• **TASK INSTRUCTIONS**
Copy out all lines that hold "icon".

[Excerpt from a dataset]
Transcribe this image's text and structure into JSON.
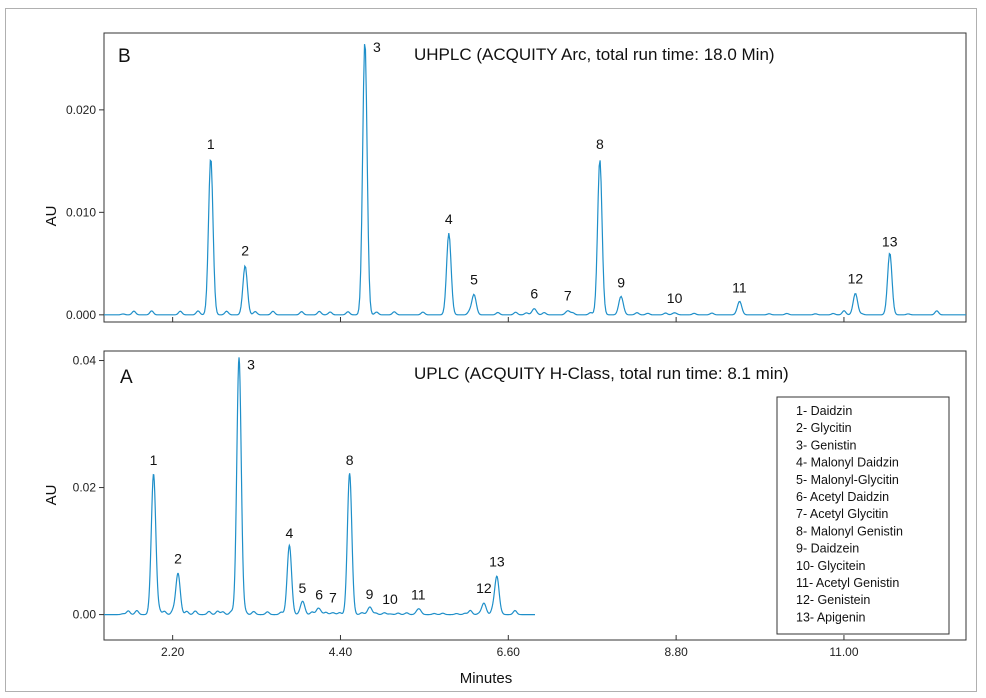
{
  "chart_data": [
    {
      "panel": "B",
      "type": "line",
      "title": "UHPLC (ACQUITY Arc, total run time: 18.0 Min)",
      "ylabel": "AU",
      "yticks": [
        "0.000",
        "0.010",
        "0.020"
      ],
      "yvalues": [
        0,
        0.01,
        0.02
      ],
      "ylim": [
        -0.0007,
        0.0275
      ],
      "xlim": [
        1.3,
        12.6
      ],
      "color": "#1f8fc9",
      "peaks": [
        {
          "label": "1",
          "x": 2.7,
          "y": 0.0152
        },
        {
          "label": "2",
          "x": 3.15,
          "y": 0.0048
        },
        {
          "label": "3",
          "x": 4.72,
          "y": 0.0268
        },
        {
          "label": "4",
          "x": 5.82,
          "y": 0.0079
        },
        {
          "label": "5",
          "x": 6.15,
          "y": 0.002
        },
        {
          "label": "6",
          "x": 6.94,
          "y": 0.0006
        },
        {
          "label": "7",
          "x": 7.38,
          "y": 0.0004
        },
        {
          "label": "8",
          "x": 7.8,
          "y": 0.0152
        },
        {
          "label": "9",
          "x": 8.08,
          "y": 0.0017
        },
        {
          "label": "10",
          "x": 8.78,
          "y": 0.0002
        },
        {
          "label": "11",
          "x": 9.63,
          "y": 0.0012
        },
        {
          "label": "12",
          "x": 11.15,
          "y": 0.0021
        },
        {
          "label": "13",
          "x": 11.6,
          "y": 0.0057
        }
      ]
    },
    {
      "panel": "A",
      "type": "line",
      "title": "UPLC (ACQUITY H-Class, total run time: 8.1 min)",
      "ylabel": "AU",
      "yticks": [
        "0.00",
        "0.02",
        "0.04"
      ],
      "yvalues": [
        0,
        0.02,
        0.04
      ],
      "ylim": [
        -0.004,
        0.0415
      ],
      "xlim": [
        1.3,
        12.6
      ],
      "color": "#1f8fc9",
      "peaks": [
        {
          "label": "1",
          "x": 1.95,
          "y": 0.022
        },
        {
          "label": "2",
          "x": 2.27,
          "y": 0.0065
        },
        {
          "label": "3",
          "x": 3.07,
          "y": 0.0405
        },
        {
          "label": "4",
          "x": 3.73,
          "y": 0.0105
        },
        {
          "label": "5",
          "x": 3.9,
          "y": 0.0018
        },
        {
          "label": "6",
          "x": 4.12,
          "y": 0.0008
        },
        {
          "label": "7",
          "x": 4.3,
          "y": 0.0003
        },
        {
          "label": "8",
          "x": 4.52,
          "y": 0.022
        },
        {
          "label": "9",
          "x": 4.78,
          "y": 0.0009
        },
        {
          "label": "10",
          "x": 5.05,
          "y": 0.0001
        },
        {
          "label": "11",
          "x": 5.42,
          "y": 0.0008
        },
        {
          "label": "12",
          "x": 6.28,
          "y": 0.0018
        },
        {
          "label": "13",
          "x": 6.45,
          "y": 0.006
        }
      ]
    }
  ],
  "xaxis": {
    "label": "Minutes",
    "ticks": [
      "2.20",
      "4.40",
      "6.60",
      "8.80",
      "11.00"
    ],
    "tick_values": [
      2.2,
      4.4,
      6.6,
      8.8,
      11.0
    ]
  },
  "legend": [
    "1- Daidzin",
    "2- Glycitin",
    "3- Genistin",
    "4- Malonyl Daidzin",
    "5- Malonyl-Glycitin",
    "6- Acetyl Daidzin",
    "7- Acetyl Glycitin",
    "8- Malonyl Genistin",
    "9- Daidzein",
    "10- Glycitein",
    "11- Acetyl Genistin",
    "12- Genistein",
    "13- Apigenin"
  ]
}
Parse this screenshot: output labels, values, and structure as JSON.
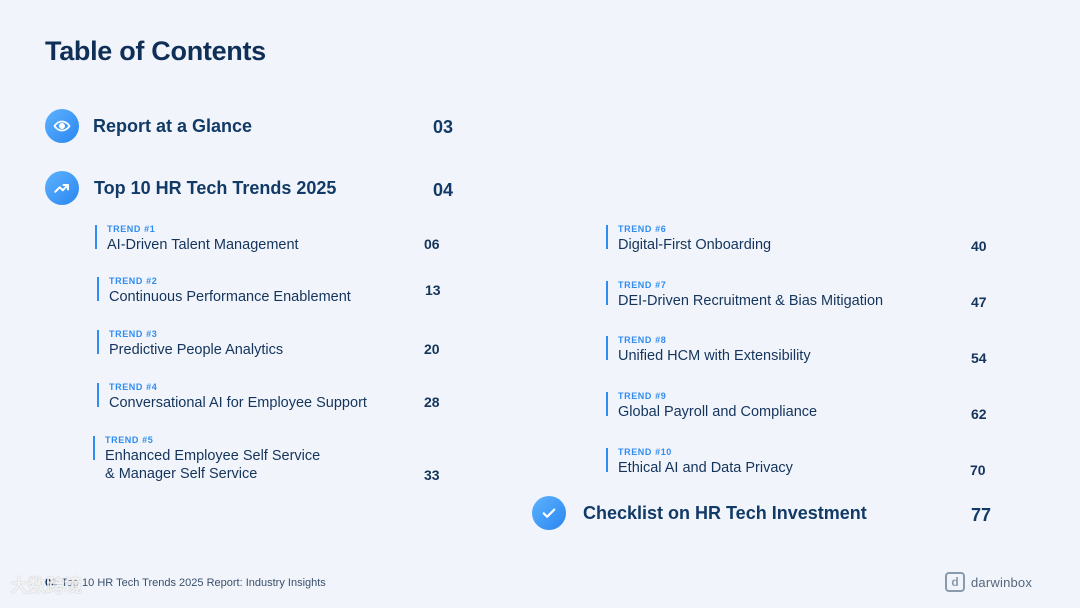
{
  "title": "Table of Contents",
  "sections": {
    "glance": {
      "label": "Report at a Glance",
      "page": "03",
      "icon": "eye-icon"
    },
    "trends": {
      "label": "Top 10 HR Tech Trends 2025",
      "page": "04",
      "icon": "trend-up-icon"
    },
    "checklist": {
      "label": "Checklist on HR Tech Investment",
      "page": "77",
      "icon": "check-icon"
    }
  },
  "trends_left": [
    {
      "tag": "TREND  #1",
      "name": "AI-Driven Talent Management",
      "page": "06"
    },
    {
      "tag": "TREND  #2",
      "name": "Continuous Performance Enablement",
      "page": "13"
    },
    {
      "tag": "TREND  #3",
      "name": "Predictive People Analytics",
      "page": "20"
    },
    {
      "tag": "TREND  #4",
      "name": "Conversational AI for Employee Support",
      "page": "28"
    },
    {
      "tag": "TREND  #5",
      "name": "Enhanced Employee Self Service",
      "name2": "& Manager Self Service",
      "page": "33"
    }
  ],
  "trends_right": [
    {
      "tag": "TREND  #6",
      "name": "Digital-First Onboarding",
      "page": "40"
    },
    {
      "tag": "TREND  #7",
      "name": "DEI-Driven Recruitment & Bias Mitigation",
      "page": "47"
    },
    {
      "tag": "TREND  #8",
      "name": "Unified HCM with Extensibility",
      "page": "54"
    },
    {
      "tag": "TREND  #9",
      "name": "Global Payroll and Compliance",
      "page": "62"
    },
    {
      "tag": "TREND  #10",
      "name": "Ethical AI and Data Privacy",
      "page": "70"
    }
  ],
  "footer": {
    "page_number": "02",
    "text": "Top 10 HR Tech Trends 2025 Report: Industry Insights"
  },
  "logo": {
    "text": "darwinbox",
    "mark": "d"
  },
  "watermark": "大数跨境",
  "colors": {
    "accent": "#2f8cf0",
    "heading": "#0f2f57",
    "background": "#f1f5fb"
  }
}
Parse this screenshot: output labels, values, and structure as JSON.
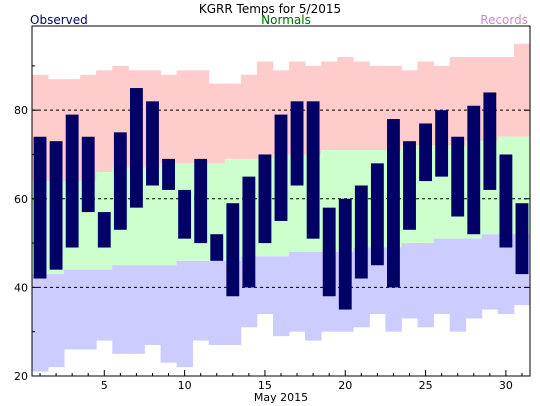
{
  "chart_data": {
    "type": "bar",
    "title": "KGRR Temps for 5/2015",
    "xlabel": "May 2015",
    "ylabel": "",
    "xlim": [
      0.5,
      31.5
    ],
    "ylim": [
      20,
      99
    ],
    "x_ticks": [
      5,
      10,
      15,
      20,
      25,
      30
    ],
    "y_ticks": [
      20,
      40,
      60,
      80
    ],
    "dashed_lines": [
      40,
      60,
      80
    ],
    "legend": {
      "observed": "Observed",
      "normals": "Normals",
      "records": "Records"
    },
    "colors": {
      "observed": "#000066",
      "normals": "#ccffcc",
      "records_high": "#ffcccc",
      "records_low": "#ccccff",
      "legend_observed": "#000066",
      "legend_normals": "#006600",
      "legend_records": "#cc88cc"
    },
    "days": [
      1,
      2,
      3,
      4,
      5,
      6,
      7,
      8,
      9,
      10,
      11,
      12,
      13,
      14,
      15,
      16,
      17,
      18,
      19,
      20,
      21,
      22,
      23,
      24,
      25,
      26,
      27,
      28,
      29,
      30,
      31
    ],
    "series": [
      {
        "name": "Observed",
        "key": "observed",
        "high": [
          74,
          73,
          79,
          74,
          57,
          75,
          85,
          82,
          69,
          62,
          69,
          52,
          59,
          65,
          70,
          79,
          82,
          82,
          58,
          60,
          63,
          68,
          78,
          73,
          77,
          80,
          74,
          81,
          84,
          70,
          59
        ],
        "low": [
          42,
          44,
          49,
          57,
          49,
          53,
          58,
          63,
          62,
          51,
          50,
          46,
          38,
          40,
          50,
          55,
          63,
          51,
          38,
          35,
          42,
          45,
          40,
          53,
          64,
          65,
          56,
          52,
          62,
          49,
          43
        ]
      },
      {
        "name": "Normals",
        "key": "normals",
        "high": [
          64,
          64,
          64,
          64,
          66,
          67,
          67,
          67,
          68,
          68,
          68,
          68,
          69,
          69,
          69,
          70,
          70,
          70,
          71,
          71,
          71,
          71,
          71,
          72,
          72,
          72,
          72,
          73,
          73,
          74,
          74
        ],
        "low": [
          43,
          43,
          44,
          44,
          44,
          45,
          45,
          45,
          45,
          46,
          46,
          46,
          46,
          47,
          47,
          47,
          48,
          48,
          48,
          48,
          49,
          49,
          49,
          50,
          50,
          51,
          51,
          51,
          52,
          52,
          52
        ]
      },
      {
        "name": "Records",
        "key": "records",
        "high": [
          88,
          87,
          87,
          88,
          89,
          90,
          89,
          89,
          88,
          89,
          89,
          86,
          86,
          88,
          91,
          89,
          91,
          90,
          91,
          92,
          91,
          90,
          90,
          89,
          91,
          90,
          92,
          92,
          92,
          92,
          95
        ],
        "low": [
          21,
          22,
          26,
          26,
          28,
          25,
          25,
          27,
          23,
          22,
          28,
          27,
          27,
          31,
          34,
          29,
          30,
          28,
          30,
          30,
          31,
          34,
          30,
          33,
          31,
          34,
          30,
          33,
          35,
          34,
          36
        ]
      }
    ]
  }
}
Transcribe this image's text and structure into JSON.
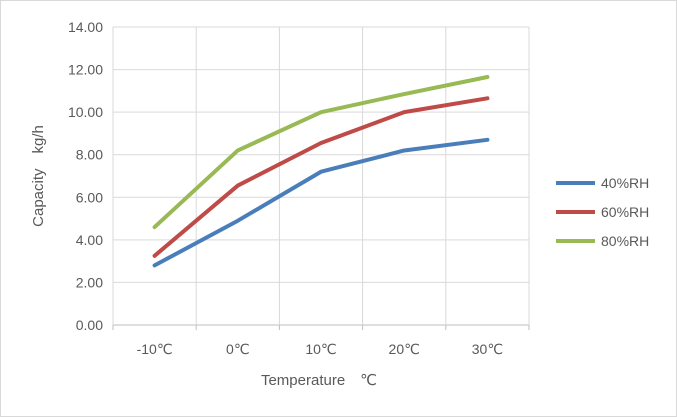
{
  "chart_data": {
    "type": "line",
    "title": "",
    "xlabel": "Temperature　℃",
    "ylabel": "Capacity　kg/h",
    "categories": [
      "-10℃",
      "0℃",
      "10℃",
      "20℃",
      "30℃"
    ],
    "ylim": [
      0,
      14
    ],
    "ytick_values": [
      0,
      2,
      4,
      6,
      8,
      10,
      12,
      14
    ],
    "ytick_labels": [
      "0.00",
      "2.00",
      "4.00",
      "6.00",
      "8.00",
      "10.00",
      "12.00",
      "14.00"
    ],
    "grid": true,
    "legend_position": "right",
    "series": [
      {
        "name": "40%RH",
        "color": "#4a7ebb",
        "values": [
          2.8,
          4.9,
          7.2,
          8.2,
          8.7
        ]
      },
      {
        "name": "60%RH",
        "color": "#be4b48",
        "values": [
          3.25,
          6.55,
          8.55,
          10.0,
          10.65
        ]
      },
      {
        "name": "80%RH",
        "color": "#98b954",
        "values": [
          4.6,
          8.2,
          10.0,
          10.85,
          11.65
        ]
      }
    ]
  }
}
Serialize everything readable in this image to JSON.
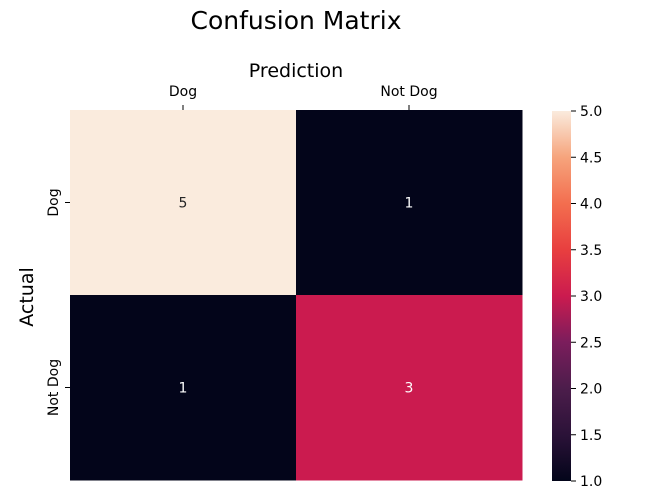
{
  "chart_data": {
    "type": "heatmap",
    "title": "Confusion Matrix",
    "xlabel": "Prediction",
    "ylabel": "Actual",
    "x_categories": [
      "Dog",
      "Not Dog"
    ],
    "y_categories": [
      "Dog",
      "Not Dog"
    ],
    "values": [
      [
        5,
        1
      ],
      [
        1,
        3
      ]
    ],
    "annotations": [
      "5",
      "1",
      "1",
      "3"
    ],
    "x_tick_position": "top",
    "colorbar": {
      "range": [
        1.0,
        5.0
      ],
      "ticks": [
        "5.0",
        "4.5",
        "4.0",
        "3.5",
        "3.0",
        "2.5",
        "2.0",
        "1.5",
        "1.0"
      ],
      "colormap": "rocket",
      "colors": [
        "#03051a",
        "#4c1d4b",
        "#a11a5b",
        "#cb1b4f",
        "#e83f3f",
        "#f6a47c",
        "#faebdd"
      ]
    },
    "grid": false
  }
}
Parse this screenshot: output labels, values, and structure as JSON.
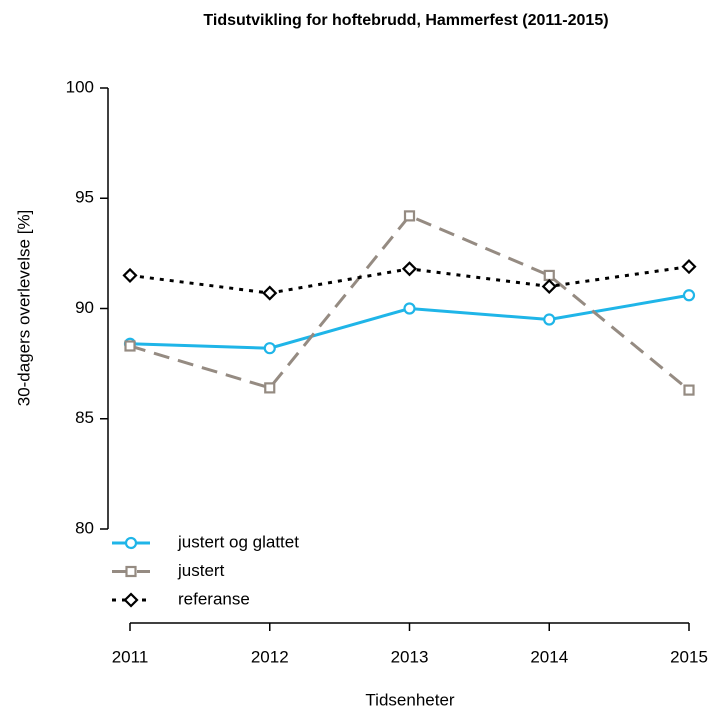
{
  "chart_data": {
    "type": "line",
    "title": "Tidsutvikling for hoftebrudd, Hammerfest (2011-2015)",
    "x_label": "Tidsenheter",
    "y_label": "30-dagers overlevelse [%]",
    "x": [
      2011,
      2012,
      2013,
      2014,
      2015
    ],
    "xlim": [
      2011,
      2015
    ],
    "xticks": [
      2011,
      2012,
      2013,
      2014,
      2015
    ],
    "ylim": [
      80,
      100
    ],
    "yticks": [
      80,
      85,
      90,
      95,
      100
    ],
    "legend": "bottom-left",
    "series": [
      {
        "name": "justert og glattet",
        "color": "#1fb5e8",
        "marker": "circle",
        "dash": "solid",
        "values": [
          88.4,
          88.2,
          90.0,
          89.5,
          90.6
        ]
      },
      {
        "name": "justert",
        "color": "#958b82",
        "marker": "square",
        "dash": "dashed",
        "values": [
          88.3,
          86.4,
          94.2,
          91.5,
          86.3
        ]
      },
      {
        "name": "referanse",
        "color": "#000000",
        "marker": "diamond",
        "dash": "dotted",
        "values": [
          91.5,
          90.7,
          91.8,
          91.0,
          91.9
        ]
      }
    ]
  }
}
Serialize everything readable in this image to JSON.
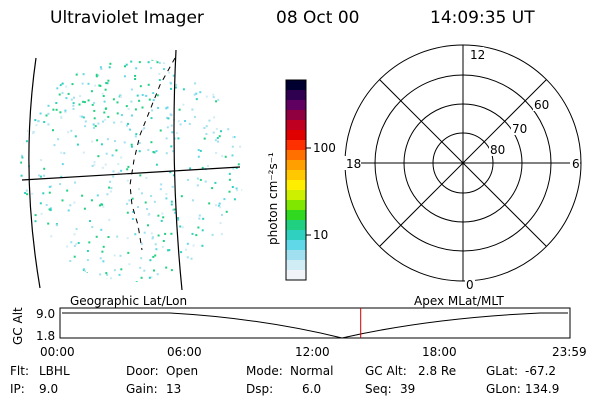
{
  "header": {
    "title": "Ultraviolet Imager",
    "date": "08 Oct 00",
    "time": "14:09:35 UT"
  },
  "colorbar": {
    "label": "photon cm⁻²s⁻¹",
    "ticks": [
      "100",
      "10"
    ],
    "colors": [
      "#000030",
      "#300050",
      "#600060",
      "#900040",
      "#c00020",
      "#e00000",
      "#ff3000",
      "#ff7000",
      "#ffa000",
      "#ffc800",
      "#ffee00",
      "#ccf000",
      "#80e800",
      "#30d820",
      "#20d080",
      "#30d0c0",
      "#60d8e8",
      "#a0e0f0",
      "#d0ecf4",
      "#f0f4f8"
    ]
  },
  "polar": {
    "mlt_labels": [
      "12",
      "18",
      "6",
      "0"
    ],
    "lat_labels": [
      "60",
      "70",
      "80"
    ]
  },
  "timeline": {
    "y_title": "GC Alt",
    "y_ticks": [
      "9.0",
      "1.8"
    ],
    "left_caption": "Geographic Lat/Lon",
    "right_caption": "Apex MLat/MLT",
    "x_ticks": [
      "00:00",
      "06:00",
      "12:00",
      "18:00",
      "23:59"
    ],
    "marker_time": "14:09:35"
  },
  "footer": {
    "row1": [
      {
        "label": "Flt:",
        "value": "LBHL"
      },
      {
        "label": "Door:",
        "value": "Open"
      },
      {
        "label": "Mode:",
        "value": "Normal"
      },
      {
        "label": "GC Alt:",
        "value": "2.8 Re"
      },
      {
        "label": "GLat:",
        "value": "-67.2"
      }
    ],
    "row2": [
      {
        "label": "IP:",
        "value": "9.0"
      },
      {
        "label": "Gain:",
        "value": "13"
      },
      {
        "label": "Dsp:",
        "value": "6.0"
      },
      {
        "label": "Seq:",
        "value": "39"
      },
      {
        "label": "GLon:",
        "value": "134.9"
      }
    ]
  },
  "colors": {
    "foreground": "#000000",
    "background": "#ffffff",
    "marker": "#cc0000"
  }
}
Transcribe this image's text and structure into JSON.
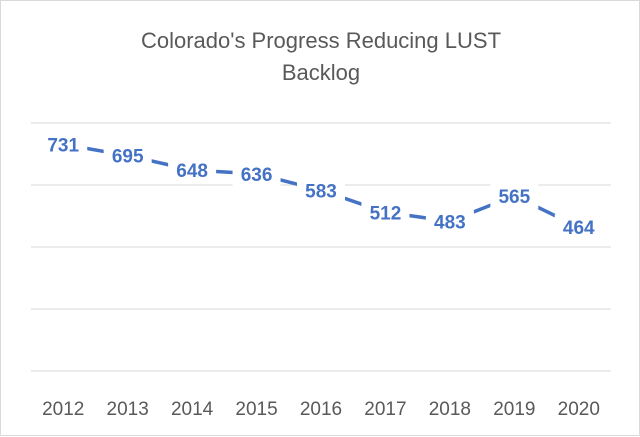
{
  "chart_data": {
    "type": "line",
    "title": "Colorado's Progress Reducing LUST Backlog",
    "title_lines": [
      "Colorado's Progress Reducing LUST",
      "Backlog"
    ],
    "categories": [
      "2012",
      "2013",
      "2014",
      "2015",
      "2016",
      "2017",
      "2018",
      "2019",
      "2020"
    ],
    "values": [
      731,
      695,
      648,
      636,
      583,
      512,
      483,
      565,
      464
    ],
    "ylim": [
      0,
      800
    ],
    "grid": true,
    "data_labels": true,
    "line_color": "#4472C4",
    "xlabel": "",
    "ylabel": ""
  }
}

• **OUTPUT**
      "icon": "eye-icon"
      "icon": "trend-up-icon"
      "icon": "check-icon"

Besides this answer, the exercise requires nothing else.